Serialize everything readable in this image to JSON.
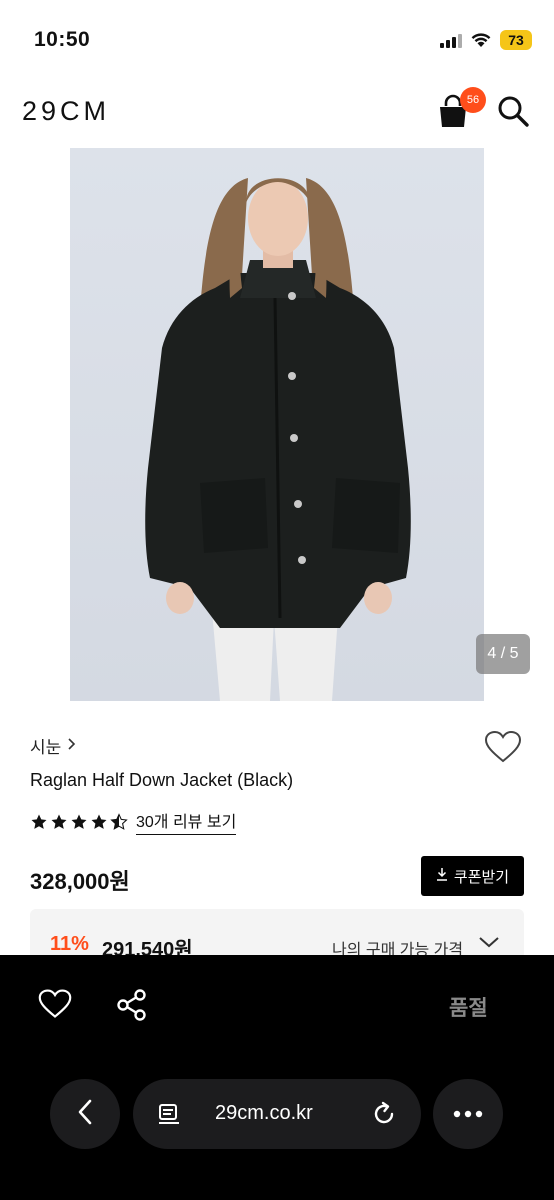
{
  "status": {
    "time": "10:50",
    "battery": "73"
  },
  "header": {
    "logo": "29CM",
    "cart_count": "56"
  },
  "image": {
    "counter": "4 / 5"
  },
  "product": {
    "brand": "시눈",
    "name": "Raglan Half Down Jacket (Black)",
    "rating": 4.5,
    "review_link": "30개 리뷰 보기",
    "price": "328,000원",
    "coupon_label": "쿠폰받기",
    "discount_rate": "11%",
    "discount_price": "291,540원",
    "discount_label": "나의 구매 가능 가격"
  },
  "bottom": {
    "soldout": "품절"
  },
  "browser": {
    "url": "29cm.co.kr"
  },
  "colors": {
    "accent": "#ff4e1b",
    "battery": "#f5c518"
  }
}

········

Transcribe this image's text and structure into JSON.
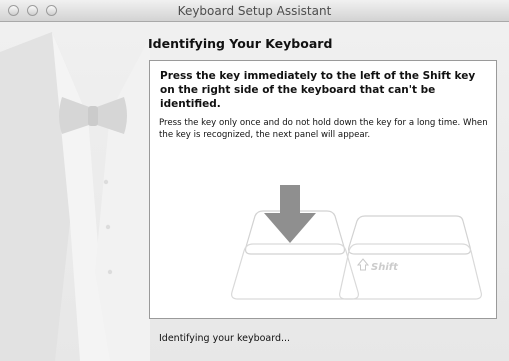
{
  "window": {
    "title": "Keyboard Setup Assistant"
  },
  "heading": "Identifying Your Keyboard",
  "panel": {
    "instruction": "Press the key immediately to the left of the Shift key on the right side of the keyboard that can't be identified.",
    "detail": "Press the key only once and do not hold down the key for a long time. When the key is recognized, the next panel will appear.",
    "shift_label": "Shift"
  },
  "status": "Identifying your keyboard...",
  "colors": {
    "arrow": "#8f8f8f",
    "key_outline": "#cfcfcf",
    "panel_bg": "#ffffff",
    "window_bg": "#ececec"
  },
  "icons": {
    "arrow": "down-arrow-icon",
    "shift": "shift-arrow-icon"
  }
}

········

What you have to do: From the records above, copy every line that holds the word "JSON".

Correct output:
Serialize everything readable in this image to JSON.
Transcribe this image's text and structure into JSON.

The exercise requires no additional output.